**SUPPLIED DATA**
— Start —

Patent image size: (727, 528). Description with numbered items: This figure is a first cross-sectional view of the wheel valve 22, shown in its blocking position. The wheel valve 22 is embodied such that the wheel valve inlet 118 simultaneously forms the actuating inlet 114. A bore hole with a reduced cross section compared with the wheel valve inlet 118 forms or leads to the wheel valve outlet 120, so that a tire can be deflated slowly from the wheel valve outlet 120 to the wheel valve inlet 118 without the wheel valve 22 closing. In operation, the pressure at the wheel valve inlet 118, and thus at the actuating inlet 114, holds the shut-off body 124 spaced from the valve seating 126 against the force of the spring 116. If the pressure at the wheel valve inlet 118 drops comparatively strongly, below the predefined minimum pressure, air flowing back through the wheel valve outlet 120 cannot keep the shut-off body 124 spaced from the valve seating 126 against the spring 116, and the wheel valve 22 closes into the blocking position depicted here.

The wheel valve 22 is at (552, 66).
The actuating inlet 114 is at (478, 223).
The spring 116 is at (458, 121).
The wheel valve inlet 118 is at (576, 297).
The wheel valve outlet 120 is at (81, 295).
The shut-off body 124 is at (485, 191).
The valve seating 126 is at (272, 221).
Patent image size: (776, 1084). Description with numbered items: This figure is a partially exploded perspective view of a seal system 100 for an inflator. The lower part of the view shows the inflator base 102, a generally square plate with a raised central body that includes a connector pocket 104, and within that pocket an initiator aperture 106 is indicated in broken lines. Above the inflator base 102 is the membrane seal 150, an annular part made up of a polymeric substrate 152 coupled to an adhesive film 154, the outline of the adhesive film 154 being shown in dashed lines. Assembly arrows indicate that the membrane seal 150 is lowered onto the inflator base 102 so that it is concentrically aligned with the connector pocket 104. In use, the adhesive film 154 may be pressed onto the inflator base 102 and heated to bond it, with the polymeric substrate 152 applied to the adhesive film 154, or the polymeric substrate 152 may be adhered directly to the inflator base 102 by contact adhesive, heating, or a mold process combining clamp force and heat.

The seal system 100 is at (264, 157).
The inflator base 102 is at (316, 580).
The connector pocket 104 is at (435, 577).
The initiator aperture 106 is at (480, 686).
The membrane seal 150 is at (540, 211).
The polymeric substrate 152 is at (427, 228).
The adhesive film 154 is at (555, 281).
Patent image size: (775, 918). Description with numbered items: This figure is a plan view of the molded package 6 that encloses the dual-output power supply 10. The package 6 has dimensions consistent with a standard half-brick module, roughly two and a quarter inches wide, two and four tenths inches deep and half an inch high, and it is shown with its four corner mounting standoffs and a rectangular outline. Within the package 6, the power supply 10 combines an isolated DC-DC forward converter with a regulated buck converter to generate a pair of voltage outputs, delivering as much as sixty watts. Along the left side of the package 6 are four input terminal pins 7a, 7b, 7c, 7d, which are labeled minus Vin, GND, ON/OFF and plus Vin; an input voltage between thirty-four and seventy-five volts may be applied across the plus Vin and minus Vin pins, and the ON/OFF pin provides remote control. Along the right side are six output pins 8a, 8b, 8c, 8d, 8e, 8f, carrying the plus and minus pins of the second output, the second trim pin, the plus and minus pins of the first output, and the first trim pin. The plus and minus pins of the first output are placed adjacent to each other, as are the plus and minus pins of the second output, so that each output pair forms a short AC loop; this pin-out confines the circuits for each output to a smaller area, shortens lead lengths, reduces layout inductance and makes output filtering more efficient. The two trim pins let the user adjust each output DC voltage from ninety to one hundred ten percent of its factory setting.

— End —

**DIRECTIONS**
Put every line of the records above into a JSON list of strings, one string for each line. Leave out the blank lines.

**ANSWER**
[
  "Patent image size: (727, 528). Description with numbered items: This figure is a first cross-sectional view of the wheel valve 22, shown in its blocking position. The wheel valve 22 is embodied such that the wheel valve inlet 118 simultaneously forms the actuating inlet 114. A bore hole with a reduced cross section compared with the wheel valve inlet 118 forms or leads to the wheel valve outlet 120, so that a tire can be deflated slowly from the wheel valve outlet 120 to the wheel valve inlet 118 without the wheel valve 22 closing. In operation, the pressure at the wheel valve inlet 118, and thus at the actuating inlet 114, holds the shut-off body 124 spaced from the valve seating 126 against the force of the spring 116. If the pressure at the wheel valve inlet 118 drops comparatively strongly, below the predefined minimum pressure, air flowing back through the wheel valve outlet 120 cannot keep the shut-off body 124 spaced from the valve seating 126 against the spring 116, and the wheel valve 22 closes into the blocking position depicted here.",
  "The wheel valve 22 is at (552, 66).",
  "The actuating inlet 114 is at (478, 223).",
  "The spring 116 is at (458, 121).",
  "The wheel valve inlet 118 is at (576, 297).",
  "The wheel valve outlet 120 is at (81, 295).",
  "The shut-off body 124 is at (485, 191).",
  "The valve seating 126 is at (272, 221).",
  "Patent image size: (776, 1084). Description with numbered items: This figure is a partially exploded perspective view of a seal system 100 for an inflator. The lower part of the view shows the inflator base 102, a generally square plate with a raised central body that includes a connector pocket 104, and within that pocket an initiator aperture 106 is indicated in broken lines. Above the inflator base 102 is the membrane seal 150, an annular part made up of a polymeric substrate 152 coupled to an adhesive film 154, the outline of the adhesive film 154 being shown in dashed lines. Assembly arrows indicate that the membrane seal 150 is lowered onto the inflator base 102 so that it is concentrically aligned with the connector pocket 104. In use, the adhesive film 154 may be pressed onto the inflator base 102 and heated to bond it, with the polymeric substrate 152 applied to the adhesive film 154, or the polymeric substrate 152 may be adhered directly to the inflator base 102 by contact adhesive, heating, or a mold process combining clamp force and heat.",
  "The seal system 100 is at (264, 157).",
  "The inflator base 102 is at (316, 580).",
  "The connector pocket 104 is at (435, 577).",
  "The initiator aperture 106 is at (480, 686).",
  "The membrane seal 150 is at (540, 211).",
  "The polymeric substrate 152 is at (427, 228).",
  "The adhesive film 154 is at (555, 281).",
  "Patent image size: (775, 918). Description with numbered items: This figure is a plan view of the molded package 6 that encloses the dual-output power supply 10. The package 6 has dimensions consistent with a standard half-brick module, roughly two and a quarter inches wide, two and four tenths inches deep and half an inch high, and it is shown with its four corner mounting standoffs and a rectangular outline. Within the package 6, the power supply 10 combines an isolated DC-DC forward converter with a regulated buck converter to generate a pair of voltage outputs, delivering as much as sixty watts. Along the left side of the package 6 are four input terminal pins 7a, 7b, 7c, 7d, which are labeled minus Vin, GND, ON/OFF and plus Vin; an input voltage between thirty-four and seventy-five volts may be applied across the plus Vin and minus Vin pins, and the ON/OFF pin provides remote control. Along the right side are six output pins 8a, 8b, 8c, 8d, 8e, 8f, carrying the plus and minus pins of the second output, the second trim pin, the plus and minus pins of the first output, and the first trim pin. The plus and minus pins of the first output are placed adjacent to each other, as are the plus and minus pins of the second output, so that each output pair forms a short AC loop; this pin-out confines the circuits for each output to a smaller area, shortens lead lengths, reduces layout inductance and makes output filtering more efficient. The two trim pins let the user adjust each output DC voltage from ninety to one hundred ten percent of its factory setting."
]